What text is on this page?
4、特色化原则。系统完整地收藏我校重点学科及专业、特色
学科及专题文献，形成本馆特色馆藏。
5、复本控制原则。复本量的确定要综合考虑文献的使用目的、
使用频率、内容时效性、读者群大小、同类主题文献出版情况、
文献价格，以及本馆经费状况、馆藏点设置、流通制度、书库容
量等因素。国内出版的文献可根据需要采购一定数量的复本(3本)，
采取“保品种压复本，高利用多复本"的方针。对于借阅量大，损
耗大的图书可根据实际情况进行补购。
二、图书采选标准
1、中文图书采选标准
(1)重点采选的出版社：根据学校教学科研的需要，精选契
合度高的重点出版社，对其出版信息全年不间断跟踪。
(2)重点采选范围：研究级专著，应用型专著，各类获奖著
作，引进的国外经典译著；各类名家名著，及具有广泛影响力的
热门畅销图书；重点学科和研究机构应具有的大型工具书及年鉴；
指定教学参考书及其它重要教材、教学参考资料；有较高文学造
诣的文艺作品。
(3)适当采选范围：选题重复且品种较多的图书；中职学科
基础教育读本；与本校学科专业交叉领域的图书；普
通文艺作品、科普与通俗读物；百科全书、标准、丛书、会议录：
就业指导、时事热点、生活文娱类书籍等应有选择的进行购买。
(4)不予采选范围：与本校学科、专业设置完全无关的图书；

Requirements: All of the data shown above must be copied exactly.

Worked answer:
What text is on this page?
4、特色化原则。系统完整地收藏我校重点学科及专业、特色
学科及专题文献，形成本馆特色馆藏。
5、复本控制原则。复本量的确定要综合考虑文献的使用目的、
使用频率、内容时效性、读者群大小、同类主题文献出版情况、
文献价格，以及本馆经费状况、馆藏点设置、流通制度、书库容
量等因素。国内出版的文献可根据需要采购一定数量的复本(3本)，
采取“保品种压复本，高利用多复本"的方针。对于借阅量大，损
耗大的图书可根据实际情况进行补购。
二、图书采选标准
1、中文图书采选标准
(1)重点采选的出版社：根据学校教学科研的需要，精选契
合度高的重点出版社，对其出版信息全年不间断跟踪。
(2)重点采选范围：研究级专著，应用型专著，各类获奖著
作，引进的国外经典译著；各类名家名著，及具有广泛影响力的
热门畅销图书；重点学科和研究机构应具有的大型工具书及年鉴；
指定教学参考书及其它重要教材、教学参考资料；有较高文学造
诣的文艺作品。
(3)适当采选范围：选题重复且品种较多的图书；中职学科
基础教育读本；与本校学科专业交叉领域的图书；普
通文艺作品、科普与通俗读物；百科全书、标准、丛书、会议录：
就业指导、时事热点、生活文娱类书籍等应有选择的进行购买。
(4)不予采选范围：与本校学科、专业设置完全无关的图书；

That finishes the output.